— REQUIRED TASKS —
a - Reproduce the twin paradox passage between "Let there be" and "have a paradox.", inclusive, substituting "Carol" for "Alice" throughout.
b - According to the twin paradox passage, how many years does Bob age for each year Alice ages?
c - Using the twin paradox passage, explain why the principle of relativity cannot be applied to Bob's argument.

— SUPPLIED TEXT —
::::::::

Let there be two twins, Alice and Bob. Bob leaves earth in a space ship with relativistic speed $\vec{v}$, while Alice remains back home on earth. At some time Bob turns around, with $-\vec{v}$ and comes back to Alice. Based on time dilation Alice will argue that Bob is younger than she due to $\Delta T = \gamma \Delta T_0$. For the $\gamma$-factor it does not matter if Bob is moving away or approaching as it is quadratic in the velocity. For each year she ages, her brother only ages $1/\gamma$ years. Bob can argue that due to the principle of relativity, he is at rest and his twin sister is moving away and then coming back, therefore she will be younger than he - and we have a paradox.

This paradox has two issues:

The principle of relativity is not applicable as Bob must turn around. This requires acceleration of his frame and breaks the symmetry of the problem.

::::::::

— GIVEN DATA —
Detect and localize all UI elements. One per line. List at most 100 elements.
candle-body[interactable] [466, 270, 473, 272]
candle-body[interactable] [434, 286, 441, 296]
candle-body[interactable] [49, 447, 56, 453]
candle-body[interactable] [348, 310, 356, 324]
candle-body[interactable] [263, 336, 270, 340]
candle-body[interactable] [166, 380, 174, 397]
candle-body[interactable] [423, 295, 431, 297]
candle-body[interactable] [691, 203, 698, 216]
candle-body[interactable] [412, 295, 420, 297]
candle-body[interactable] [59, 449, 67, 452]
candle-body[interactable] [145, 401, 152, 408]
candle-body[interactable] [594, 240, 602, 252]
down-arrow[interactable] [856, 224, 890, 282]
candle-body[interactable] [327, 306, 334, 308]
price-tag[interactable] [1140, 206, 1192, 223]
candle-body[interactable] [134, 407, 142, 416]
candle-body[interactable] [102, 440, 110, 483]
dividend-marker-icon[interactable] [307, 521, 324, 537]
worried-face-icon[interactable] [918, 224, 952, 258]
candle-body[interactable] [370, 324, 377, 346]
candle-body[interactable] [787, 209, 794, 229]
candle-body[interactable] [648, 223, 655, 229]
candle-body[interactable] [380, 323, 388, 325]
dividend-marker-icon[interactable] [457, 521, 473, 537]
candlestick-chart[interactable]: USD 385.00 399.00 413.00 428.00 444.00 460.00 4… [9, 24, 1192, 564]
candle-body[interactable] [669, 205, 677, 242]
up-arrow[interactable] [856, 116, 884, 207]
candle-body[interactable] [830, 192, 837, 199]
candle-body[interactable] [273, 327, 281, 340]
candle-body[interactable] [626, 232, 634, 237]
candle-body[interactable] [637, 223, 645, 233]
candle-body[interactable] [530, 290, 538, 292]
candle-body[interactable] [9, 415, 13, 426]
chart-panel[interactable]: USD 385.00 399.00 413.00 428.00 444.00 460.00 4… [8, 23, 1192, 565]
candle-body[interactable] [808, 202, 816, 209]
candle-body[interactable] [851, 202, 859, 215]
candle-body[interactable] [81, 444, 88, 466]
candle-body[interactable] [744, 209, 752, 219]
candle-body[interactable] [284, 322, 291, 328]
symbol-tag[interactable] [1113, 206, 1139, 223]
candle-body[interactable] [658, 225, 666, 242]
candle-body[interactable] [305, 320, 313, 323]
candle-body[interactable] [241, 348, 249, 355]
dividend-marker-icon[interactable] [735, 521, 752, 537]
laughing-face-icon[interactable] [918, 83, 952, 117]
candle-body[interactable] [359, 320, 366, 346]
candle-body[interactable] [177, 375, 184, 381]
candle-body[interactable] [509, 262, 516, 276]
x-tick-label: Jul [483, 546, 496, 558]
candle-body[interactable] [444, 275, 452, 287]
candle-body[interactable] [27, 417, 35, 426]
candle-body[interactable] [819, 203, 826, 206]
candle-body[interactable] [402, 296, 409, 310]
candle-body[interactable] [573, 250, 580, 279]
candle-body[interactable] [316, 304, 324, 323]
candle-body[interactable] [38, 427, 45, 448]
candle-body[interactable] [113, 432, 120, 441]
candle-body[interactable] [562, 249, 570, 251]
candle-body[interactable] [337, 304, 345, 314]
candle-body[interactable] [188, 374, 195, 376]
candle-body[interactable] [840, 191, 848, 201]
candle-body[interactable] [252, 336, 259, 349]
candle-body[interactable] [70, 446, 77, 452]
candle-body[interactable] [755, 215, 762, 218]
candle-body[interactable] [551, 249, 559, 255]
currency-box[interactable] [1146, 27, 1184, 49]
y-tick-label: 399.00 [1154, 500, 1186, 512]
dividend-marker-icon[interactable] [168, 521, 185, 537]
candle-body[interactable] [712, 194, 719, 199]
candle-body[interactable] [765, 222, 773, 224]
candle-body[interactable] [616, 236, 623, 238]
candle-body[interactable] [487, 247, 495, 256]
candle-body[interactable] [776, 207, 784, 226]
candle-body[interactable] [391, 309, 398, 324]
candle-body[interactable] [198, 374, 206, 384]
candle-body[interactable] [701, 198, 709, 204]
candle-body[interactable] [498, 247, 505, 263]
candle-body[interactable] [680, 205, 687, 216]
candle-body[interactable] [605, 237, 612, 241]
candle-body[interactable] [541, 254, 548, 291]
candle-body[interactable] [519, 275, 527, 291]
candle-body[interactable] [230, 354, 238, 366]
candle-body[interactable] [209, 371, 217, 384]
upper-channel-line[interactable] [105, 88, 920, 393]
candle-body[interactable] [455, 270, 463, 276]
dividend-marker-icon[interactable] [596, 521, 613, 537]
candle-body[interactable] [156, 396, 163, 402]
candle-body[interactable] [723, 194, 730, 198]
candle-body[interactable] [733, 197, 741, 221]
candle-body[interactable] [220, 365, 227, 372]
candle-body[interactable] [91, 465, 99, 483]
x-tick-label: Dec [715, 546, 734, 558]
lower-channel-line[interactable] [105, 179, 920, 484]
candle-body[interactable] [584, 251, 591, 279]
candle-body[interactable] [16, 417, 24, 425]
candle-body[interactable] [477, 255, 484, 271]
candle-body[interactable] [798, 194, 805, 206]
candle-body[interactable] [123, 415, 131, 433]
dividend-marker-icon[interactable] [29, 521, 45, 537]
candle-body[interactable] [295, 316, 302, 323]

::::::::

— OUTPUTS FOR THE TASKS —
a -
Let there be two twins, Carol and Bob. Bob leaves earth in a space ship with relativistic speed $\vec{v}$, while Carol remains back home on earth. At some time Bob turns around, with $-\vec{v}$ and comes back to Carol. Based on time dilation Carol will argue that Bob is younger than she due to $\Delta T = \gamma \Delta T_0$. For the $\gamma$-factor it does not matter if Bob is moving away or approaching as it is quadratic in the velocity. For each year she ages, her brother only ages $1/\gamma$ years. Bob can argue that due to the principle of relativity, he is at rest and his twin sister is moving away and then coming back, therefore she will be younger than he - and we have a paradox.

b - Bob ages only $1/\gamma$ years for each year Alice ages.

c - Bob must turn around to come back, and turning around requires acceleration of his frame. That acceleration breaks the symmetry of the problem, so the principle of relativity is not applicable.